§ Do this
Select each line where the word "name" appears.

§ Records for processing
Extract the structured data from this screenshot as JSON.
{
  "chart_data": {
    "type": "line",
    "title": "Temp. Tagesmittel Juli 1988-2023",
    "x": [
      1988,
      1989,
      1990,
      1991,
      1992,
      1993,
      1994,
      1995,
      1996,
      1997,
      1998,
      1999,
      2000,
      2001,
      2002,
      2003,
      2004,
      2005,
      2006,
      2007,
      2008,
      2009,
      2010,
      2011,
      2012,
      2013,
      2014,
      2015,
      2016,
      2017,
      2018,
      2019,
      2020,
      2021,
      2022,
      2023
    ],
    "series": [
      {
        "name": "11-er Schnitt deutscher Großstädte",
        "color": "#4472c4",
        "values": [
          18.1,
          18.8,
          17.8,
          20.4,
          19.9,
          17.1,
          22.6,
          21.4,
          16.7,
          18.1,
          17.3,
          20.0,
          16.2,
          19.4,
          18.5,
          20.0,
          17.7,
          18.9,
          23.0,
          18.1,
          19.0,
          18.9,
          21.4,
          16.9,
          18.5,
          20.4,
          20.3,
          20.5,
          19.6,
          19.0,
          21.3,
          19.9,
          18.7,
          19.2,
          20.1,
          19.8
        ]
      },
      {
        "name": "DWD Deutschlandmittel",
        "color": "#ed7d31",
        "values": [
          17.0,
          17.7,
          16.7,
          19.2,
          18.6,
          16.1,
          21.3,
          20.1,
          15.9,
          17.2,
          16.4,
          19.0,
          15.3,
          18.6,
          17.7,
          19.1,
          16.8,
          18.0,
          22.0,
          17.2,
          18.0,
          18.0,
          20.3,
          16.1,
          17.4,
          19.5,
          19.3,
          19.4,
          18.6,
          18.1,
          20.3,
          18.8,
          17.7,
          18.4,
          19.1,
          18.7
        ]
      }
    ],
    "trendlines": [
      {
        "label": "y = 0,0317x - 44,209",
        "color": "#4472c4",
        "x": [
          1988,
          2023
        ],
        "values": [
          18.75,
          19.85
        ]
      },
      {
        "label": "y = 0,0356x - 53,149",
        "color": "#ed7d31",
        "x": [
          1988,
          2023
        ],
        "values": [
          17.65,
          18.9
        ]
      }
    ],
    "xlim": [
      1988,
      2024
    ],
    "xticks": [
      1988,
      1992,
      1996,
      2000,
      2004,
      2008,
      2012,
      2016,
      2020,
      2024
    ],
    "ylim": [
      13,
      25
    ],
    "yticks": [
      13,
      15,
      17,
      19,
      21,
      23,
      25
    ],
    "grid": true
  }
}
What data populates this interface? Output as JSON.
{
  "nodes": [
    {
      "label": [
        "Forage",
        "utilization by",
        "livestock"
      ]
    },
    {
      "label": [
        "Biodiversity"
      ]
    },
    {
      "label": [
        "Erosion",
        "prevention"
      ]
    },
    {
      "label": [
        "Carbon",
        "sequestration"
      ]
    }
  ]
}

§ Exercise result
        "name": "11-er Schnitt deutscher Großstädte",
        "name": "DWD Deutschlandmittel",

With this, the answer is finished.